INSTRUCTIONS TO FOLLOW> Tally the lines of the data that include the word "visible" and state the total, nothing else.

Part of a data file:
# # # #

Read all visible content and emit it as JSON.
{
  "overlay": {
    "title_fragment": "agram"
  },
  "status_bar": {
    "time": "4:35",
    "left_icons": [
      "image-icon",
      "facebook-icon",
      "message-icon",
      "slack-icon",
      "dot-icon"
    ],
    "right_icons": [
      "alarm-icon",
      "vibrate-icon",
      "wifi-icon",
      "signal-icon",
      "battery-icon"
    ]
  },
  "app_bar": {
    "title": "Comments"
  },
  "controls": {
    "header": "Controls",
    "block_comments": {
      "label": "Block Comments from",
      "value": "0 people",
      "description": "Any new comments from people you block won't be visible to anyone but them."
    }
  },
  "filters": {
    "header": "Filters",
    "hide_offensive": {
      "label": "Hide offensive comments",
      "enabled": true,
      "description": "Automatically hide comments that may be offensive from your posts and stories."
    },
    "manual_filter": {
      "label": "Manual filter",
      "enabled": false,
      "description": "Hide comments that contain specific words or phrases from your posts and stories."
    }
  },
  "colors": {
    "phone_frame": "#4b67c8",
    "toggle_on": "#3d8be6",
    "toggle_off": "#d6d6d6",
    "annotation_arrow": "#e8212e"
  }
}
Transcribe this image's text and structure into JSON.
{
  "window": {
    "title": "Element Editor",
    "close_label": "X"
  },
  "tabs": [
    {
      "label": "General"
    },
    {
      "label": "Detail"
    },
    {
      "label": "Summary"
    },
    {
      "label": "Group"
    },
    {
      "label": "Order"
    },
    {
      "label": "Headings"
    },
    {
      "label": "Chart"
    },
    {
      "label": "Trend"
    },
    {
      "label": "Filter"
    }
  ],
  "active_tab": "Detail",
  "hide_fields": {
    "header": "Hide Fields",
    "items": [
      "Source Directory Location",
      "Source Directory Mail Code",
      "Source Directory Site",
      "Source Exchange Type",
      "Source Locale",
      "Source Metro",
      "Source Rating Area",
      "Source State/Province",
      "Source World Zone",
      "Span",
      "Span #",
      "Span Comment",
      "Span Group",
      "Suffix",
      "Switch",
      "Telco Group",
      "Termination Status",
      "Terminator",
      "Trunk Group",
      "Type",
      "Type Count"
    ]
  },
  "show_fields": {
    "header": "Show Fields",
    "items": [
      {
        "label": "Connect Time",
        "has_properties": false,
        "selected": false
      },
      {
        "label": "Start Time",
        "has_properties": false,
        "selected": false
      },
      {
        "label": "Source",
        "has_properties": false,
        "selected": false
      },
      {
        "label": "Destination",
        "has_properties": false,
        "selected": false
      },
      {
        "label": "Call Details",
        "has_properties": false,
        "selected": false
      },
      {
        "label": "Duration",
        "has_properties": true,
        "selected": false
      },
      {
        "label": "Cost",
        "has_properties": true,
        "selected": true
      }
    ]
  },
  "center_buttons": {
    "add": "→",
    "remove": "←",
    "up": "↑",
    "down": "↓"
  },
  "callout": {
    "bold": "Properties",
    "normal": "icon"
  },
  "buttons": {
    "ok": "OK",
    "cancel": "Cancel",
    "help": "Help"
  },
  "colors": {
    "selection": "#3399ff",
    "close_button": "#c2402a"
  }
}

# # # #

COMPLETED TASK> 2